**WHAT IS ASKED**
Gather all lines from the material that contain the word "sách".

**MATERIAL SUPPLIED**
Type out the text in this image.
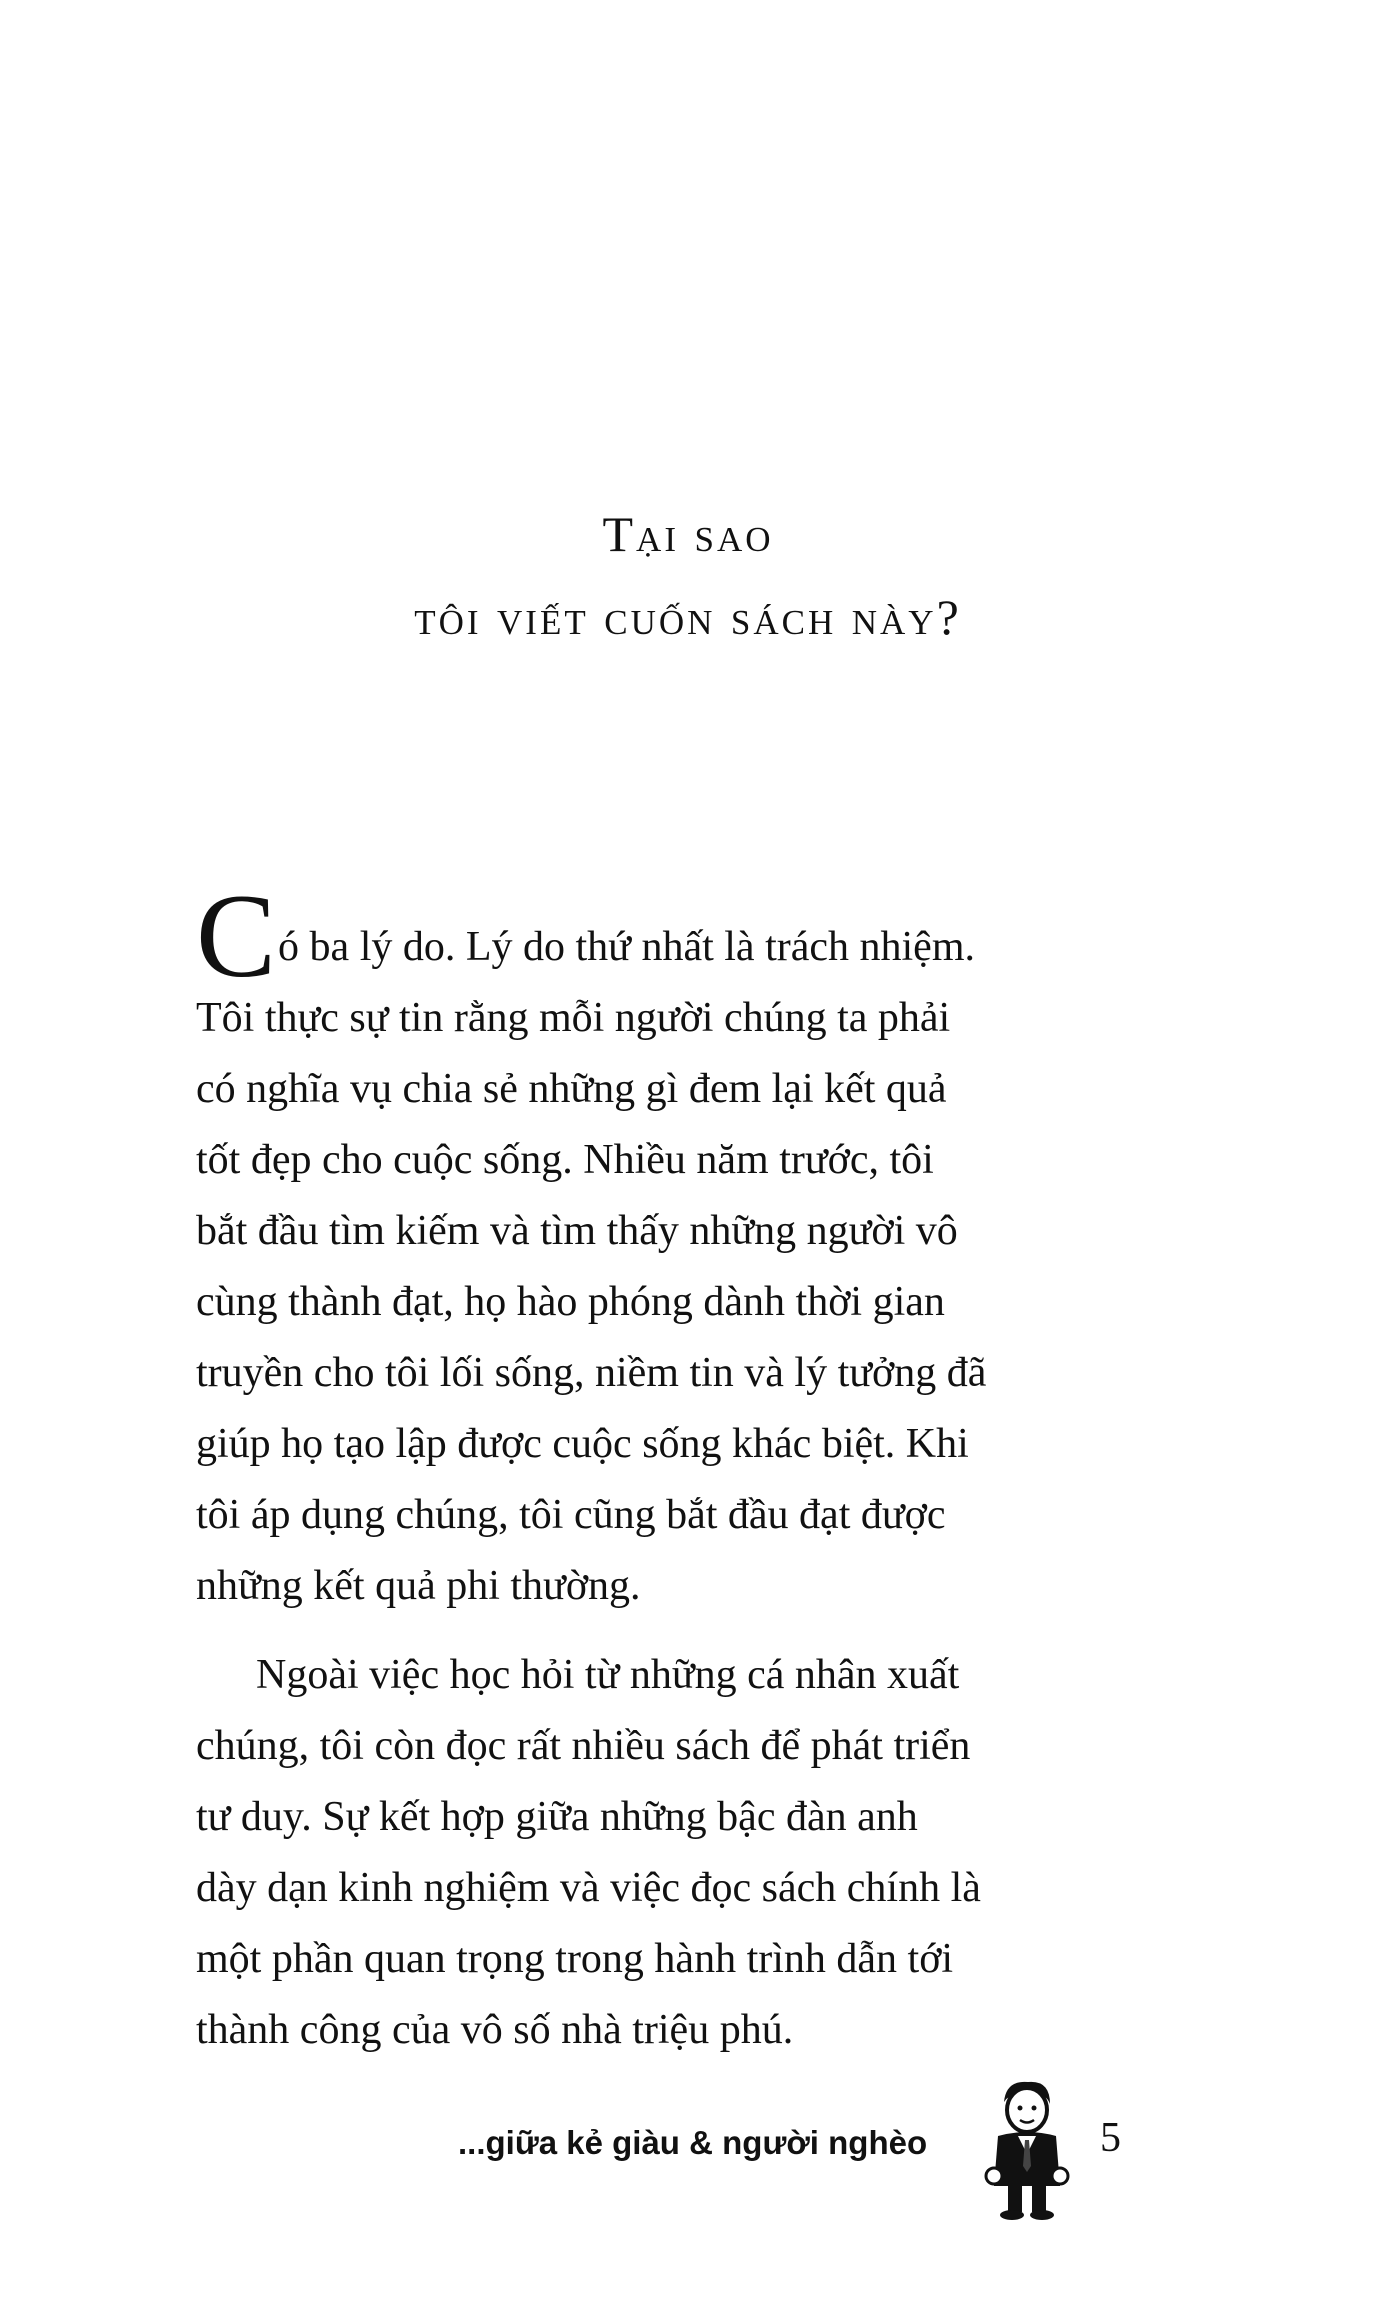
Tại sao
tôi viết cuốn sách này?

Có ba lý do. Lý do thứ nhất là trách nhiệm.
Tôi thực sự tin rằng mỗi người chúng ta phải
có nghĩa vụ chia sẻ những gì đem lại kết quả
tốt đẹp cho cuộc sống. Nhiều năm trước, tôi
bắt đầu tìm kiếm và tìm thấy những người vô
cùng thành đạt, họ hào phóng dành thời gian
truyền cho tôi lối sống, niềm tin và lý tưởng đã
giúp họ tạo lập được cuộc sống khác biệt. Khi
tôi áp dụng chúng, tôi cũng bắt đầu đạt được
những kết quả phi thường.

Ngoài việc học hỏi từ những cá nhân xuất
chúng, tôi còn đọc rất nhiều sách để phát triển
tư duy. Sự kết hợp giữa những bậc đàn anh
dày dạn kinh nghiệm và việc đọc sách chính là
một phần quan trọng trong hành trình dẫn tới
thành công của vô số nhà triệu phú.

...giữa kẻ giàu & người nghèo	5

--

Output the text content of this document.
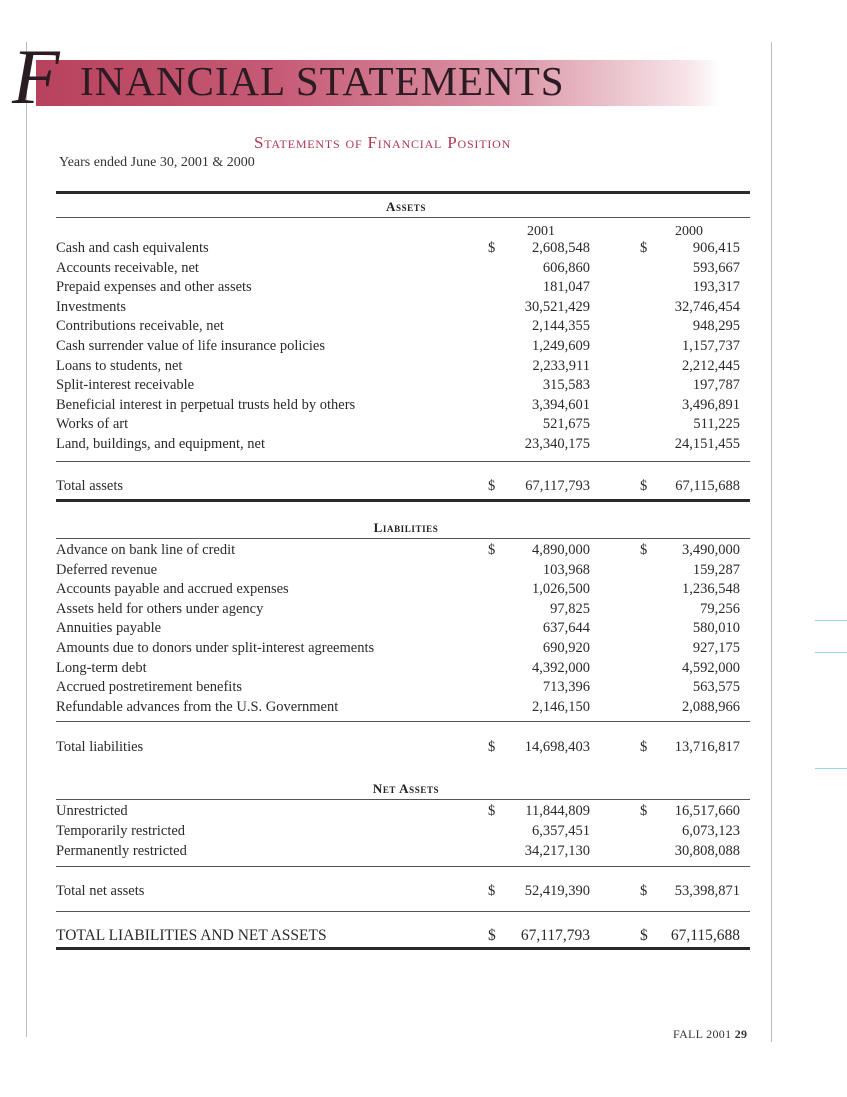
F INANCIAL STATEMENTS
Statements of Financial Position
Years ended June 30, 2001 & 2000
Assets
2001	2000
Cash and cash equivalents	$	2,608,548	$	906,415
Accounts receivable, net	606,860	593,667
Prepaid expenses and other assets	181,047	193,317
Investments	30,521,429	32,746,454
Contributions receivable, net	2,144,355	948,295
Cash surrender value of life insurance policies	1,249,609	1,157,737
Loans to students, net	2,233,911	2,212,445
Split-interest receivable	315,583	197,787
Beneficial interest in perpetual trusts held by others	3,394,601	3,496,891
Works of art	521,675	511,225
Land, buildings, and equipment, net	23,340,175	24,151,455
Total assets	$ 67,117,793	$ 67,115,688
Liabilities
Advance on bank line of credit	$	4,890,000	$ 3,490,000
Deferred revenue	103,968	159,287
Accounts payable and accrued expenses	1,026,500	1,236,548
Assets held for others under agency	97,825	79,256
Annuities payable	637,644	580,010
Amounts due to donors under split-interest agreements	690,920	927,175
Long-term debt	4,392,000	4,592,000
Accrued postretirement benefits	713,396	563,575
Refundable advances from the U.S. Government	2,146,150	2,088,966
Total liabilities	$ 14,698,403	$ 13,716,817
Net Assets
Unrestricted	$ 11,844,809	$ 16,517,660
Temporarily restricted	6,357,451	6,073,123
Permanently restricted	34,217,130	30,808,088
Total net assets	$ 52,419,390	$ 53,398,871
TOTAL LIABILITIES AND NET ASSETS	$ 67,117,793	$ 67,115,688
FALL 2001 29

**FINAL RESULT**
tôi viết cuốn sách này?
chúng, tôi còn đọc rất nhiều sách để phát triển
dày dạn kinh nghiệm và việc đọc sách chính là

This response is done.